- [Supplied information]:
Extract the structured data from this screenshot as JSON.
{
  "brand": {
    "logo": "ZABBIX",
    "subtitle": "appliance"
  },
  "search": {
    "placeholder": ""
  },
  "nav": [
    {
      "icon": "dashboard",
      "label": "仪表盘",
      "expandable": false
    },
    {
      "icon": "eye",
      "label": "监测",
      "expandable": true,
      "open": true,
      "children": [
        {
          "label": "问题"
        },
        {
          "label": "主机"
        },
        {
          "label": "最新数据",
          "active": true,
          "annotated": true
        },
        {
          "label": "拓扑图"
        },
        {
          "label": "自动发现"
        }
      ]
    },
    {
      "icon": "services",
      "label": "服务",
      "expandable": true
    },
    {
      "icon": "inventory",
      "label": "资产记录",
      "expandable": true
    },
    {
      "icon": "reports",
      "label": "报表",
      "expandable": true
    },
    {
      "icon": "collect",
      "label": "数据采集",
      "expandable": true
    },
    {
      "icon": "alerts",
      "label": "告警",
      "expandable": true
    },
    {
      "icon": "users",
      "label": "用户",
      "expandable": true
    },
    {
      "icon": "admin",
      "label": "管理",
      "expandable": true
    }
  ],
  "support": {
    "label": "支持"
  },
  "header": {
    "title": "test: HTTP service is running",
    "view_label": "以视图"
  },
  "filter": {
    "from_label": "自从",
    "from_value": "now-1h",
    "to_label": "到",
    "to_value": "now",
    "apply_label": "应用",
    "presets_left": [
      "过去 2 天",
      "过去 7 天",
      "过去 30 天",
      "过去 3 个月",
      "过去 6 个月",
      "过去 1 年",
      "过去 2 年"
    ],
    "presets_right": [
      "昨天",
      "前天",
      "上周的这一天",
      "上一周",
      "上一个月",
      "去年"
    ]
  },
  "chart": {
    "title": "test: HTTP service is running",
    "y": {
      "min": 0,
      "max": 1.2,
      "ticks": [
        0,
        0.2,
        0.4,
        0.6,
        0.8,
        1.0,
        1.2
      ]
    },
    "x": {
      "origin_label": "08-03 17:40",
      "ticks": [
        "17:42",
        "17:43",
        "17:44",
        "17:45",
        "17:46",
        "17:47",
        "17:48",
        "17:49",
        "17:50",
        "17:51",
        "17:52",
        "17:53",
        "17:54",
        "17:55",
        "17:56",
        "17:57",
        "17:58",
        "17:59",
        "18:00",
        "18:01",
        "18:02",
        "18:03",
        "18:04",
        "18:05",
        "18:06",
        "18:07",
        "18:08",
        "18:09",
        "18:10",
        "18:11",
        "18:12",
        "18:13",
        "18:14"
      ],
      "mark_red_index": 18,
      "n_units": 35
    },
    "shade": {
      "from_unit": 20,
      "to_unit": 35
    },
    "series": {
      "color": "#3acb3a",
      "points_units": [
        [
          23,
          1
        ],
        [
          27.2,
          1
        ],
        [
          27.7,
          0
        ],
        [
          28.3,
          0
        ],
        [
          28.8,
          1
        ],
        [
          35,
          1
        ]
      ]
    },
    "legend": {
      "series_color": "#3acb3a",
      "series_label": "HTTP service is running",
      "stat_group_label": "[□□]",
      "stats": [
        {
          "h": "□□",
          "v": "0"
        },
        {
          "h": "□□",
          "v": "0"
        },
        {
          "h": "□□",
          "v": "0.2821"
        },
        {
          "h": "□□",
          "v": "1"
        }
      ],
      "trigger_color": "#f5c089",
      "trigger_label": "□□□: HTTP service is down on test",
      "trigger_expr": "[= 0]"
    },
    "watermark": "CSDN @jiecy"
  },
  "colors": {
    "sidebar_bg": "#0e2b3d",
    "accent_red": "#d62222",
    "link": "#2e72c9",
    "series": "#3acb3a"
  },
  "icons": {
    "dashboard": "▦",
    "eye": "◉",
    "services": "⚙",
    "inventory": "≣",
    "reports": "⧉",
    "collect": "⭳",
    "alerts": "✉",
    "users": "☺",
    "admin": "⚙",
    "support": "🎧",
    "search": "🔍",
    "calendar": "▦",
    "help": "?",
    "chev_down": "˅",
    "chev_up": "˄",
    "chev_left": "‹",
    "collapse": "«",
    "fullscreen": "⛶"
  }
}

- [Directions]: Print the material above once more, exactly.

- [Exercise output]:
Extract the structured data from this screenshot as JSON.
{
  "brand": {
    "logo": "ZABBIX",
    "subtitle": "appliance"
  },
  "search": {
    "placeholder": ""
  },
  "nav": [
    {
      "icon": "dashboard",
      "label": "仪表盘",
      "expandable": false
    },
    {
      "icon": "eye",
      "label": "监测",
      "expandable": true,
      "open": true,
      "children": [
        {
          "label": "问题"
        },
        {
          "label": "主机"
        },
        {
          "label": "最新数据",
          "active": true,
          "annotated": true
        },
        {
          "label": "拓扑图"
        },
        {
          "label": "自动发现"
        }
      ]
    },
    {
      "icon": "services",
      "label": "服务",
      "expandable": true
    },
    {
      "icon": "inventory",
      "label": "资产记录",
      "expandable": true
    },
    {
      "icon": "reports",
      "label": "报表",
      "expandable": true
    },
    {
      "icon": "collect",
      "label": "数据采集",
      "expandable": true
    },
    {
      "icon": "alerts",
      "label": "告警",
      "expandable": true
    },
    {
      "icon": "users",
      "label": "用户",
      "expandable": true
    },
    {
      "icon": "admin",
      "label": "管理",
      "expandable": true
    }
  ],
  "support": {
    "label": "支持"
  },
  "header": {
    "title": "test: HTTP service is running",
    "view_label": "以视图"
  },
  "filter": {
    "from_label": "自从",
    "from_value": "now-1h",
    "to_label": "到",
    "to_value": "now",
    "apply_label": "应用",
    "presets_left": [
      "过去 2 天",
      "过去 7 天",
      "过去 30 天",
      "过去 3 个月",
      "过去 6 个月",
      "过去 1 年",
      "过去 2 年"
    ],
    "presets_right": [
      "昨天",
      "前天",
      "上周的这一天",
      "上一周",
      "上一个月",
      "去年"
    ]
  },
  "chart": {
    "title": "test: HTTP service is running",
    "y": {
      "min": 0,
      "max": 1.2,
      "ticks": [
        0,
        0.2,
        0.4,
        0.6,
        0.8,
        1.0,
        1.2
      ]
    },
    "x": {
      "origin_label": "08-03 17:40",
      "ticks": [
        "17:42",
        "17:43",
        "17:44",
        "17:45",
        "17:46",
        "17:47",
        "17:48",
        "17:49",
        "17:50",
        "17:51",
        "17:52",
        "17:53",
        "17:54",
        "17:55",
        "17:56",
        "17:57",
        "17:58",
        "17:59",
        "18:00",
        "18:01",
        "18:02",
        "18:03",
        "18:04",
        "18:05",
        "18:06",
        "18:07",
        "18:08",
        "18:09",
        "18:10",
        "18:11",
        "18:12",
        "18:13",
        "18:14"
      ],
      "mark_red_index": 18,
      "n_units": 35
    },
    "shade": {
      "from_unit": 20,
      "to_unit": 35
    },
    "series": {
      "color": "#3acb3a",
      "points_units": [
        [
          23,
          1
        ],
        [
          27.2,
          1
        ],
        [
          27.7,
          0
        ],
        [
          28.3,
          0
        ],
        [
          28.8,
          1
        ],
        [
          35,
          1
        ]
      ]
    },
    "legend": {
      "series_color": "#3acb3a",
      "series_label": "HTTP service is running",
      "stat_group_label": "[□□]",
      "stats": [
        {
          "h": "□□",
          "v": "0"
        },
        {
          "h": "□□",
          "v": "0"
        },
        {
          "h": "□□",
          "v": "0.2821"
        },
        {
          "h": "□□",
          "v": "1"
        }
      ],
      "trigger_color": "#f5c089",
      "trigger_label": "□□□: HTTP service is down on test",
      "trigger_expr": "[= 0]"
    },
    "watermark": "CSDN @jiecy"
  },
  "colors": {
    "sidebar_bg": "#0e2b3d",
    "accent_red": "#d62222",
    "link": "#2e72c9",
    "series": "#3acb3a"
  },
  "icons": {
    "dashboard": "▦",
    "eye": "◉",
    "services": "⚙",
    "inventory": "≣",
    "reports": "⧉",
    "collect": "⭳",
    "alerts": "✉",
    "users": "☺",
    "admin": "⚙",
    "support": "🎧",
    "search": "🔍",
    "calendar": "▦",
    "help": "?",
    "chev_down": "˅",
    "chev_up": "˄",
    "chev_left": "‹",
    "collapse": "«",
    "fullscreen": "⛶"
  }
}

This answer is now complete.